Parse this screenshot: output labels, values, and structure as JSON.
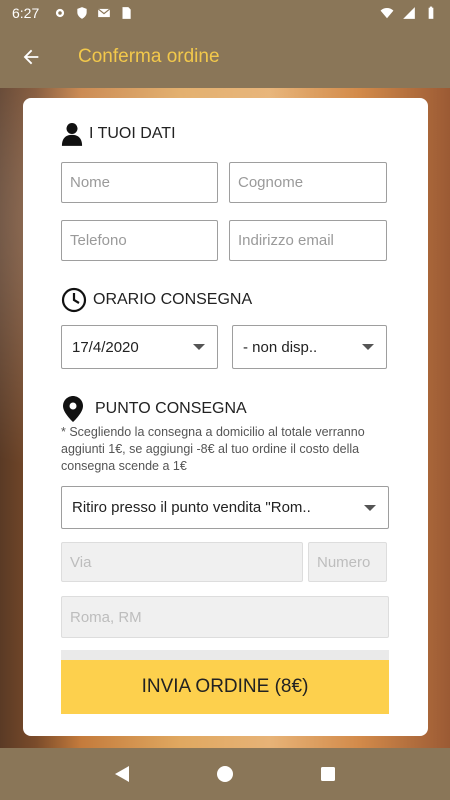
{
  "status_bar": {
    "time": "6:27"
  },
  "app_bar": {
    "title": "Conferma ordine"
  },
  "sections": {
    "user_data_title": "I TUOI DATI",
    "delivery_time_title": "ORARIO CONSEGNA",
    "delivery_point_title": "PUNTO CONSEGNA"
  },
  "fields": {
    "name_placeholder": "Nome",
    "surname_placeholder": "Cognome",
    "phone_placeholder": "Telefono",
    "email_placeholder": "Indirizzo email",
    "street_placeholder": "Via",
    "number_placeholder": "Numero",
    "city_value": "Roma, RM"
  },
  "selects": {
    "date_value": "17/4/2020",
    "time_value": "- non disp..",
    "delivery_point_value": "Ritiro presso il punto vendita \"Rom.."
  },
  "note": "* Scegliendo la consegna a domicilio al totale verranno aggiunti 1€, se aggiungi -8€ al tuo ordine il costo della consegna scende a 1€",
  "submit": {
    "label": "INVIA ORDINE (8€)"
  },
  "colors": {
    "accent": "#f2c84b",
    "button": "#fdd04d",
    "bar": "#8a7658"
  },
  "icons": [
    "settings-icon",
    "shield-icon",
    "gmail-icon",
    "sd-card-icon",
    "wifi-icon",
    "signal-icon",
    "battery-icon",
    "back-arrow-icon",
    "person-icon",
    "clock-icon",
    "location-pin-icon"
  ]
}
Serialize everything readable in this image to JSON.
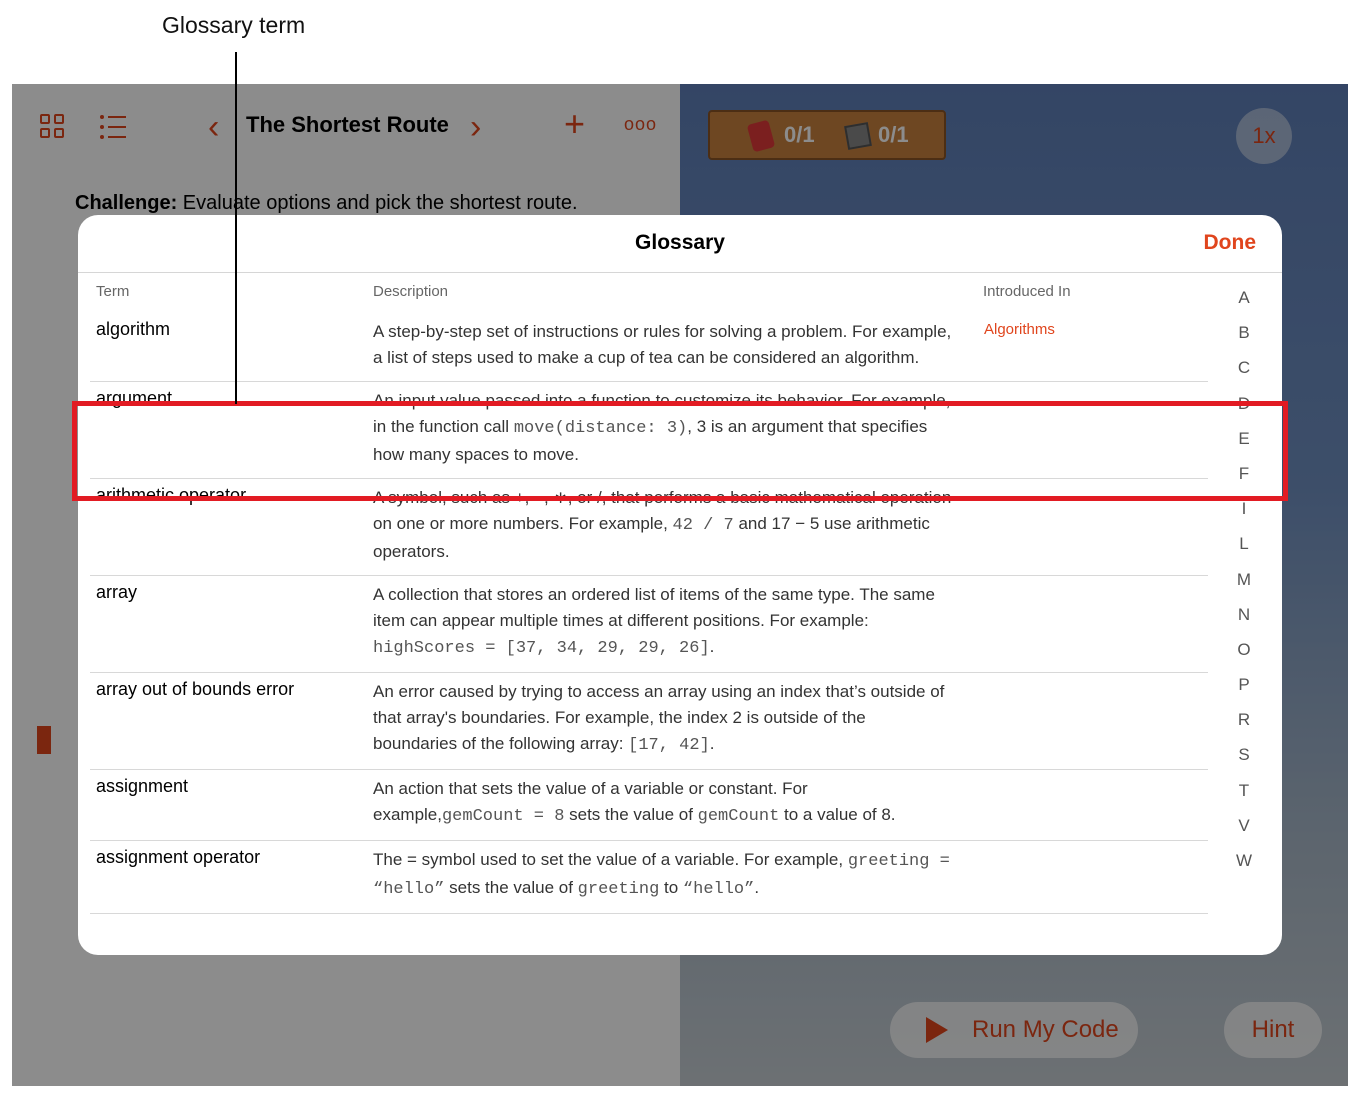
{
  "callout": {
    "label": "Glossary term"
  },
  "toolbar": {
    "title": "The Shortest Route",
    "prev_icon": "‹",
    "next_icon": "›",
    "add_icon": "+",
    "more_icon": "ooo"
  },
  "lesson": {
    "challenge_label": "Challenge:",
    "challenge_text": " Evaluate options and pick the shortest route."
  },
  "live_view": {
    "gems": "0/1",
    "switches": "0/1",
    "speed": "1x",
    "run_button": "Run My Code",
    "hint_button": "Hint"
  },
  "glossary": {
    "title": "Glossary",
    "done": "Done",
    "columns": {
      "term": "Term",
      "description": "Description",
      "introduced": "Introduced In"
    },
    "index_letters": [
      "A",
      "B",
      "C",
      "D",
      "E",
      "F",
      "I",
      "L",
      "M",
      "N",
      "O",
      "P",
      "R",
      "S",
      "T",
      "V",
      "W"
    ],
    "rows": [
      {
        "term": "algorithm",
        "introduced": "Algorithms",
        "description": [
          {
            "t": "A step-by-step set of instructions or rules for solving a problem. For example, a list of steps used to make a cup of tea can be considered an algorithm."
          }
        ]
      },
      {
        "term": "argument",
        "introduced": "",
        "description": [
          {
            "t": "An input value passed into a function to customize its behavior. For example, in the function call "
          },
          {
            "c": "move(distance: 3)"
          },
          {
            "t": ", 3 is an argument that specifies how many spaces to move."
          }
        ]
      },
      {
        "term": "arithmetic operator",
        "introduced": "",
        "description": [
          {
            "t": "A symbol, such as +, −, ∗, or /, that performs a basic mathematical operation on one or more numbers. For example, "
          },
          {
            "c": "42 / 7"
          },
          {
            "t": " and 17 − 5 use arithmetic operators."
          }
        ]
      },
      {
        "term": "array",
        "introduced": "",
        "description": [
          {
            "t": "A collection that stores an ordered list of items of the same type. The same item can appear multiple times at different positions. For example: "
          },
          {
            "c": "highScores = [37, 34, 29, 29, 26]"
          },
          {
            "t": "."
          }
        ]
      },
      {
        "term": "array out of bounds error",
        "introduced": "",
        "description": [
          {
            "t": "An error caused by trying to access an array using an index that’s outside of that array's boundaries. For example, the index 2 is outside of the boundaries of the following array: "
          },
          {
            "c": "[17, 42]"
          },
          {
            "t": "."
          }
        ]
      },
      {
        "term": "assignment",
        "introduced": "",
        "description": [
          {
            "t": "An action that sets the value of a variable or constant. For example,"
          },
          {
            "c": "gemCount = 8"
          },
          {
            "t": " sets the value of "
          },
          {
            "c": "gemCount"
          },
          {
            "t": " to a value of 8."
          }
        ]
      },
      {
        "term": "assignment operator",
        "introduced": "",
        "description": [
          {
            "t": "The = symbol used to set the value of a variable. For example, "
          },
          {
            "c": "greeting = “hello”"
          },
          {
            "t": " sets the value of "
          },
          {
            "c": "greeting"
          },
          {
            "t": " to "
          },
          {
            "c": "“hello”"
          },
          {
            "t": "."
          }
        ]
      }
    ]
  }
}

# # # #

— Exercise goal —
From the data, collect all lines where the string "assignment" appears.

— Problem solution —
        "term": "assignment",
        "term": "assignment operator",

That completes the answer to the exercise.